Aim of the exercise ::
In the listing below, identify each line with the word "关于办理危害生产安全刑事案件适用法律若干问题的解释" and return those lines.

Excerpted records ::

== == ==

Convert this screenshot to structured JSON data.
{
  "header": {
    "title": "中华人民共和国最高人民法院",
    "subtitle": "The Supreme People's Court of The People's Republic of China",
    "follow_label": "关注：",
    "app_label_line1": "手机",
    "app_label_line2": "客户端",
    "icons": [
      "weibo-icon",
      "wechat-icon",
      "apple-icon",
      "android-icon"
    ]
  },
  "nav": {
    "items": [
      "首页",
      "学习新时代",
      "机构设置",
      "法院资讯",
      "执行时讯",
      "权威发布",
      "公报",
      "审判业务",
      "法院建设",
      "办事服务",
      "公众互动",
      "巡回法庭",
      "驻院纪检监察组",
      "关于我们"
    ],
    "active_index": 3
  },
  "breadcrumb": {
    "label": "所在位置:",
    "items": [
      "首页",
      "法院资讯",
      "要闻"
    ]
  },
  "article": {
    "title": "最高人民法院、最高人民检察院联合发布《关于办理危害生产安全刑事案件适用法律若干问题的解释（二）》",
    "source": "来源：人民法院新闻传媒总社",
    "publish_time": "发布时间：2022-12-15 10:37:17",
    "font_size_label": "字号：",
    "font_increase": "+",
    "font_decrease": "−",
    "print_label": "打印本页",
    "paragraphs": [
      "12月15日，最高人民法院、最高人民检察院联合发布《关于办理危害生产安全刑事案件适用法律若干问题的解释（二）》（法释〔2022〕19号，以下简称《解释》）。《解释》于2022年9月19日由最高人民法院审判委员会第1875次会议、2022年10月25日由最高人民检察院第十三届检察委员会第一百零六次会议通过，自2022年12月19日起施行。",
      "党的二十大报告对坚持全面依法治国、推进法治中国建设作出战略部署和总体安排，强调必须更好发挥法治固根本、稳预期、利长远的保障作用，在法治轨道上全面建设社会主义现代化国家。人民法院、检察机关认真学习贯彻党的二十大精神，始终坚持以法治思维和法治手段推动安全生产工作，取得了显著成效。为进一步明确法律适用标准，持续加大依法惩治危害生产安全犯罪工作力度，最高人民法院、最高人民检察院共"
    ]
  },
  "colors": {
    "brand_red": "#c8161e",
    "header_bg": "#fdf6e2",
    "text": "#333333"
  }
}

== == ==

Full response ::
    "title": "最高人民法院、最高人民检察院联合发布《关于办理危害生产安全刑事案件适用法律若干问题的解释（二）》",
      "12月15日，最高人民法院、最高人民检察院联合发布《关于办理危害生产安全刑事案件适用法律若干问题的解释（二）》（法释〔2022〕19号，以下简称《解释》）。《解释》于2022年9月19日由最高人民法院审判委员会第1875次会议、2022年10月25日由最高人民检察院第十三届检察委员会第一百零六次会议通过，自2022年12月19日起施行。",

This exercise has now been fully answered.